PROBLEM >> Every line that holds the string "card" is to be identified and copied.

SUPPLIED MATERIAL >>
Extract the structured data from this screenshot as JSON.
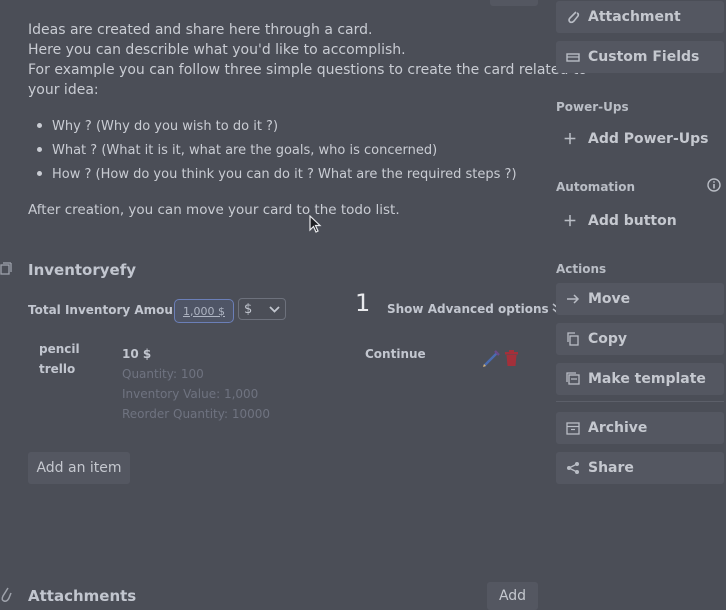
{
  "description": {
    "lines": [
      "Ideas are created and share here through a card.",
      "Here you can describle what you'd like to accomplish.",
      "For example you can follow three simple questions to create the card related to",
      "your idea:"
    ],
    "bullets": [
      "Why ? (Why do you wish to do it ?)",
      "What ? (What it is it, what are the goals, who is concerned)",
      "How ? (How do you think you can do it ? What are the required steps ?)"
    ],
    "footer": "After creation, you can move your card to the todo list."
  },
  "inventory": {
    "title": "Inventoryefy",
    "total_label": "Total Inventory Amount:",
    "total_value": "1,000 $",
    "currency": "$",
    "badge_number": "1",
    "advanced_label": "Show Advanced options",
    "item": {
      "name_line1": "pencil",
      "name_line2": "trello",
      "price": "10 $",
      "quantity": "Quantity: 100",
      "inventory_value": "Inventory Value: 1,000",
      "reorder": "Reorder Quantity: 10000",
      "continue_label": "Continue"
    },
    "add_item_label": "Add an item"
  },
  "attachments": {
    "title": "Attachments",
    "add_label": "Add"
  },
  "sidebar": {
    "top_buttons": [
      {
        "label": "Attachment",
        "icon": "paperclip-icon"
      },
      {
        "label": "Custom Fields",
        "icon": "custom-fields-icon"
      }
    ],
    "powerups_heading": "Power-Ups",
    "add_powerups": "Add Power-Ups",
    "automation_heading": "Automation",
    "add_button": "Add button",
    "actions_heading": "Actions",
    "actions": [
      {
        "label": "Move",
        "icon": "arrow-right-icon"
      },
      {
        "label": "Copy",
        "icon": "copy-icon"
      },
      {
        "label": "Make template",
        "icon": "template-icon"
      },
      {
        "label": "Archive",
        "icon": "archive-icon"
      },
      {
        "label": "Share",
        "icon": "share-icon"
      }
    ]
  },
  "colors": {
    "background": "#4b4e57",
    "button_bg": "#545761",
    "delete_red": "#a3303a",
    "edit_blue": "#4a6bb0",
    "select_border": "#6b7fb8"
  }
}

THE RESPONSE >>
      "Ideas are created and share here through a card.",
      "For example you can follow three simple questions to create the card related to",
    "footer": "After creation, you can move your card to the todo list."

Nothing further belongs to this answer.